> **Problem details**: Search the material for "structured" and show all lines that contain it.

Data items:

════

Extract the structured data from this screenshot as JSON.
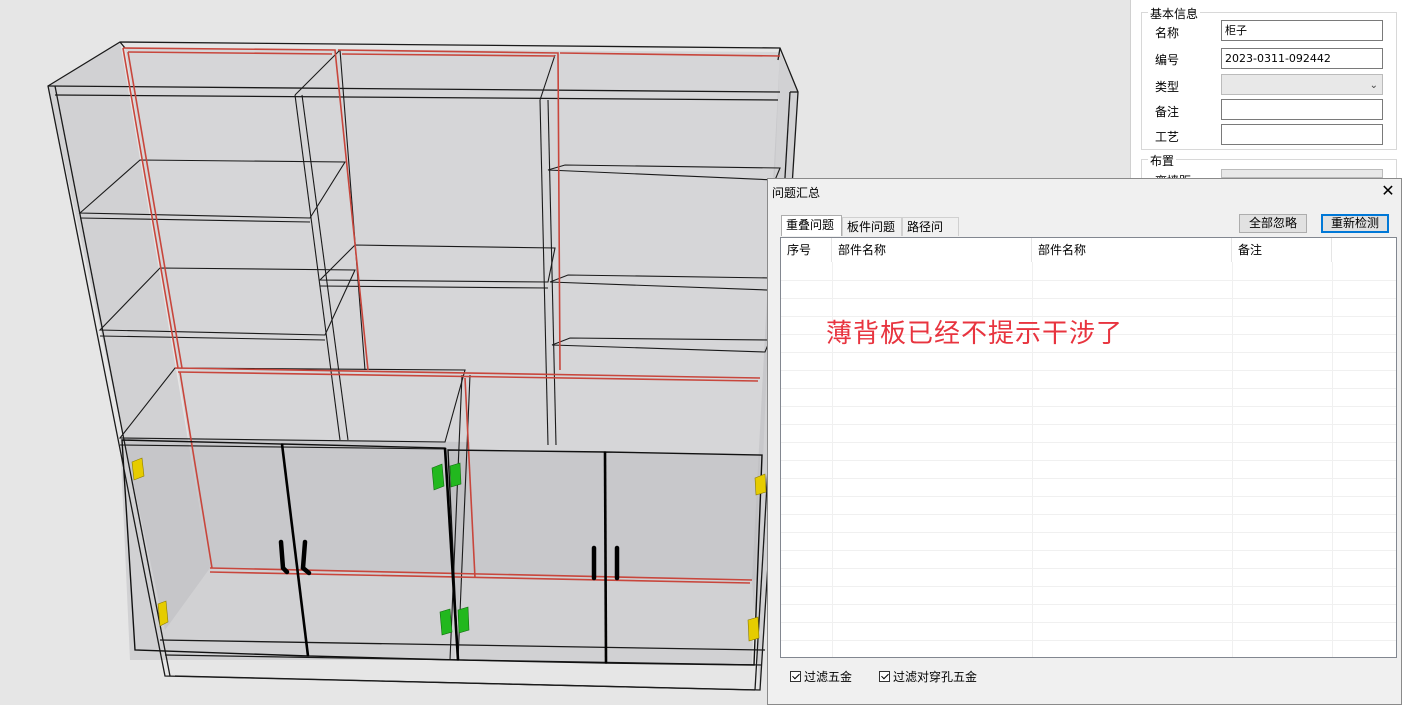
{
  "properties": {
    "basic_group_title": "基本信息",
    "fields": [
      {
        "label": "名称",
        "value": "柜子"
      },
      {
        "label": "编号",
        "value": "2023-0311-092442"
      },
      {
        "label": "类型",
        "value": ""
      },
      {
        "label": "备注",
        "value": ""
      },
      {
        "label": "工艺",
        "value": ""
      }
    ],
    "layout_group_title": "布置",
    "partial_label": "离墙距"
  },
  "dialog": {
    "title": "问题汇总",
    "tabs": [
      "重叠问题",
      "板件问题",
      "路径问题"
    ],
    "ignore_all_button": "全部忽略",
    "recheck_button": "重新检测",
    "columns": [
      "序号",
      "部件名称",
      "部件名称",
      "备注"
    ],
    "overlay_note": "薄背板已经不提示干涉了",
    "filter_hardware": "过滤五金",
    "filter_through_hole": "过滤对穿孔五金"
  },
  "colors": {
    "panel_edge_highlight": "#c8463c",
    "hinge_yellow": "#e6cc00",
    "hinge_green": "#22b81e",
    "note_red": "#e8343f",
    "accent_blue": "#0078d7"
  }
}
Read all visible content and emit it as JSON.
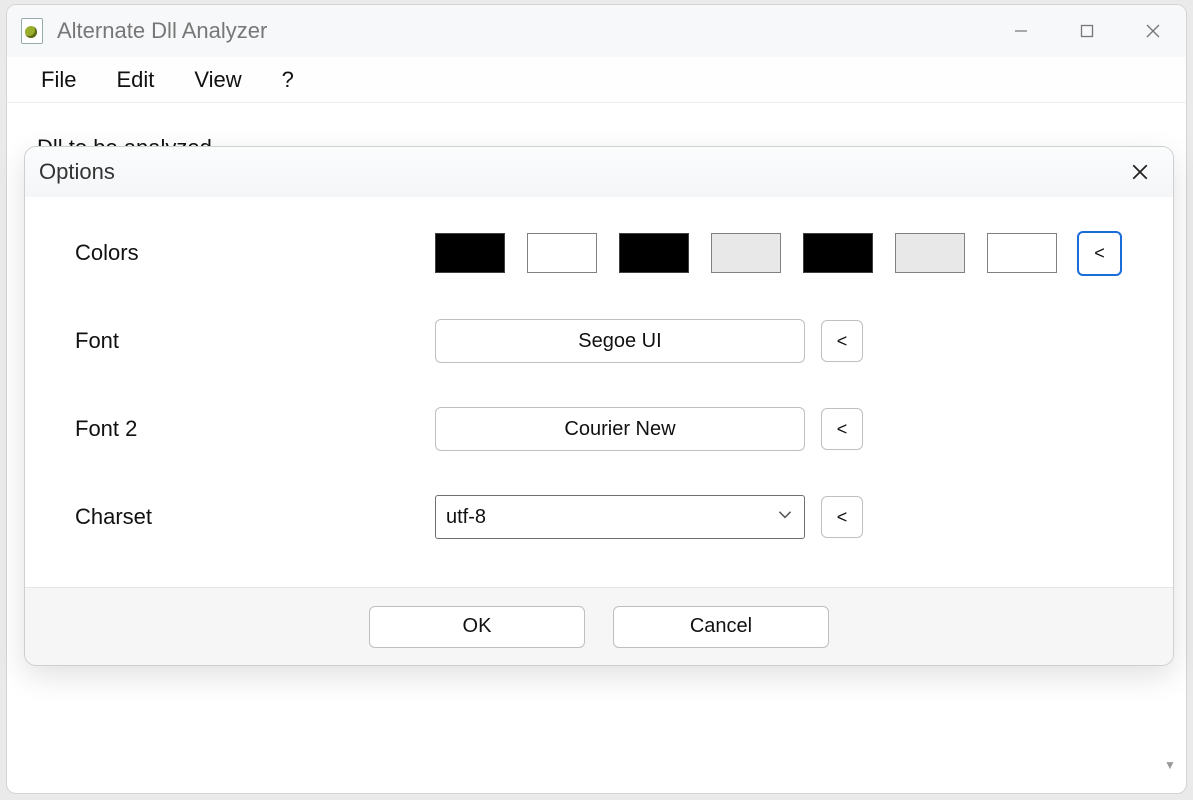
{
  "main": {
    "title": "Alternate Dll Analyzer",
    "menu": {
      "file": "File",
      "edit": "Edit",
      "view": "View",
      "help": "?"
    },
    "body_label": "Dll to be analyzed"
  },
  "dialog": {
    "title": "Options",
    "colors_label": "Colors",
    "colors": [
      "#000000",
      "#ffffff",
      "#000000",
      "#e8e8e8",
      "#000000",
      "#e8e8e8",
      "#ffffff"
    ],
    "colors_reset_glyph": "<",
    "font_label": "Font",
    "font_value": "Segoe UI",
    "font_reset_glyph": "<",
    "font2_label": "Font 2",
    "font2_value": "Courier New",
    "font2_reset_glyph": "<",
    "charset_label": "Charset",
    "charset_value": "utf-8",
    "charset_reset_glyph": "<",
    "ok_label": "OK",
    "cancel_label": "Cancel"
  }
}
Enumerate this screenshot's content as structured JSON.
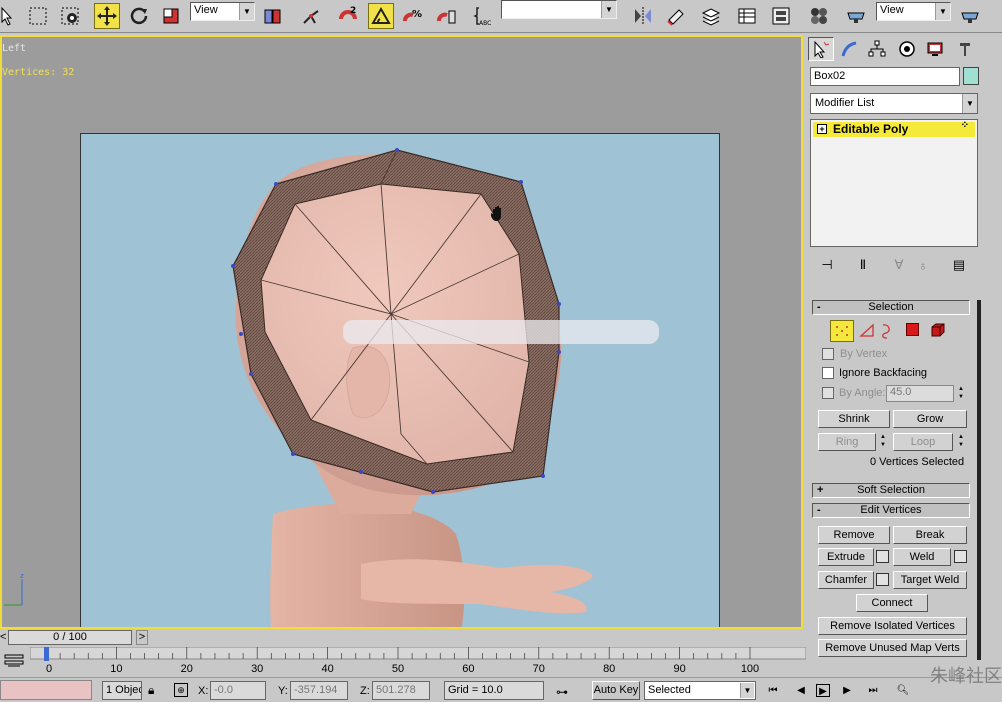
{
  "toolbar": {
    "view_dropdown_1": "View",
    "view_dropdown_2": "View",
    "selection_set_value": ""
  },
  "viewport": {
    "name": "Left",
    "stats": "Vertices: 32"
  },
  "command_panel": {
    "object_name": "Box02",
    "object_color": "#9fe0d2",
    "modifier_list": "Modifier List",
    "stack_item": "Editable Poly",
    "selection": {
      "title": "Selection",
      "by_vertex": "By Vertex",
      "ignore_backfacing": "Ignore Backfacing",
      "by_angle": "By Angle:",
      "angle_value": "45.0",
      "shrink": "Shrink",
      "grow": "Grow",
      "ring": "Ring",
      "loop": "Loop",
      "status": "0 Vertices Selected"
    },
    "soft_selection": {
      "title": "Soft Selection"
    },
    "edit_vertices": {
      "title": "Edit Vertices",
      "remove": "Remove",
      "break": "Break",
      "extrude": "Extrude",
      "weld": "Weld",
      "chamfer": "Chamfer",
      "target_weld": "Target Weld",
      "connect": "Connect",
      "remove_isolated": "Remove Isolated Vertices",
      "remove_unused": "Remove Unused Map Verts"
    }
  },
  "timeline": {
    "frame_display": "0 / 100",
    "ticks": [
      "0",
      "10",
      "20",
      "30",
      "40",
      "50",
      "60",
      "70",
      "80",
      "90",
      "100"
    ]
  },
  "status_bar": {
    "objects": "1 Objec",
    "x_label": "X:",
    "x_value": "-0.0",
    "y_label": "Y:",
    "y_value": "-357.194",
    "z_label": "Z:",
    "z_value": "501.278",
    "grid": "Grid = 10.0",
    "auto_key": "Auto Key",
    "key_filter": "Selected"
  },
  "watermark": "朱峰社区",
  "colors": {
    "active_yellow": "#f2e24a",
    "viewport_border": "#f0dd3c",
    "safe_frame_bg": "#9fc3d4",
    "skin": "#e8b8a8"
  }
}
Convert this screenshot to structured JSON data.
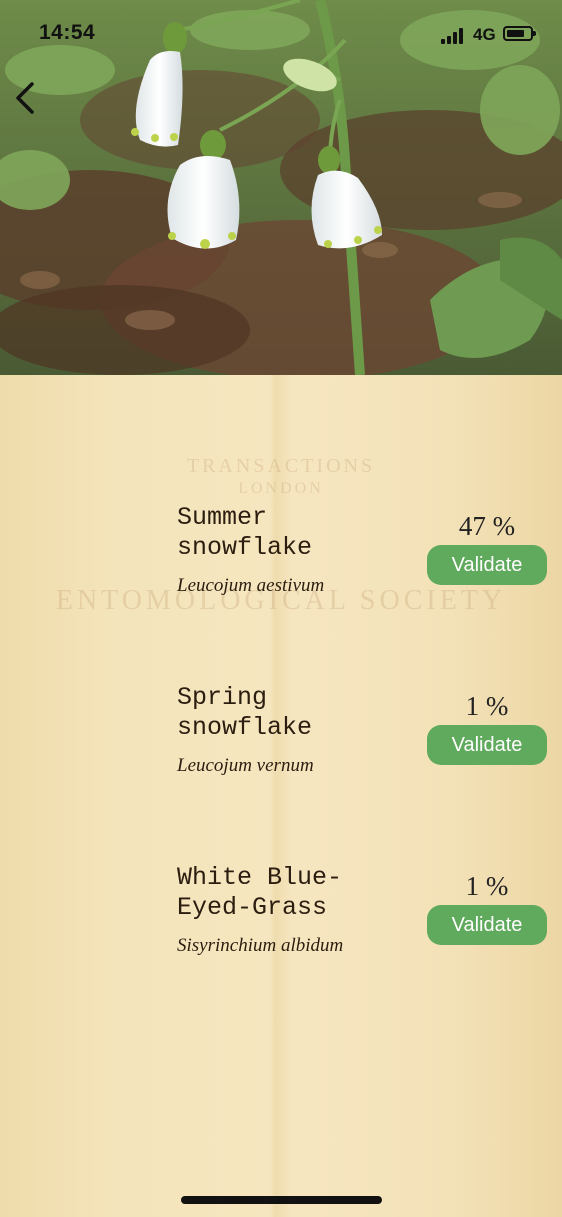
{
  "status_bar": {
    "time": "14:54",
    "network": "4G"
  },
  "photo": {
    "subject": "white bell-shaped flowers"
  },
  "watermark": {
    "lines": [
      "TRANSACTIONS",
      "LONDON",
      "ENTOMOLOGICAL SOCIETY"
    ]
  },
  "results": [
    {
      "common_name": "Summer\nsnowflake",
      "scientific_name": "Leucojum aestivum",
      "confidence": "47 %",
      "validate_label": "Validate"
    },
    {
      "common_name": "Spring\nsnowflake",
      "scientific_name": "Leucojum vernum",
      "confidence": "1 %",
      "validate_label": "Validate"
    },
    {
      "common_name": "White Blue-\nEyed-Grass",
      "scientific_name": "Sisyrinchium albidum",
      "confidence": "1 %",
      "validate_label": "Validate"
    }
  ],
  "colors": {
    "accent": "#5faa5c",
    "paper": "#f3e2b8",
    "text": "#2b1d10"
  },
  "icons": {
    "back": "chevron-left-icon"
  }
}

════

> **Answer**:
Extract the structured data from this screenshot as JSON.
Enumerate this screenshot's content as structured JSON.
Convert this screenshot to structured JSON data.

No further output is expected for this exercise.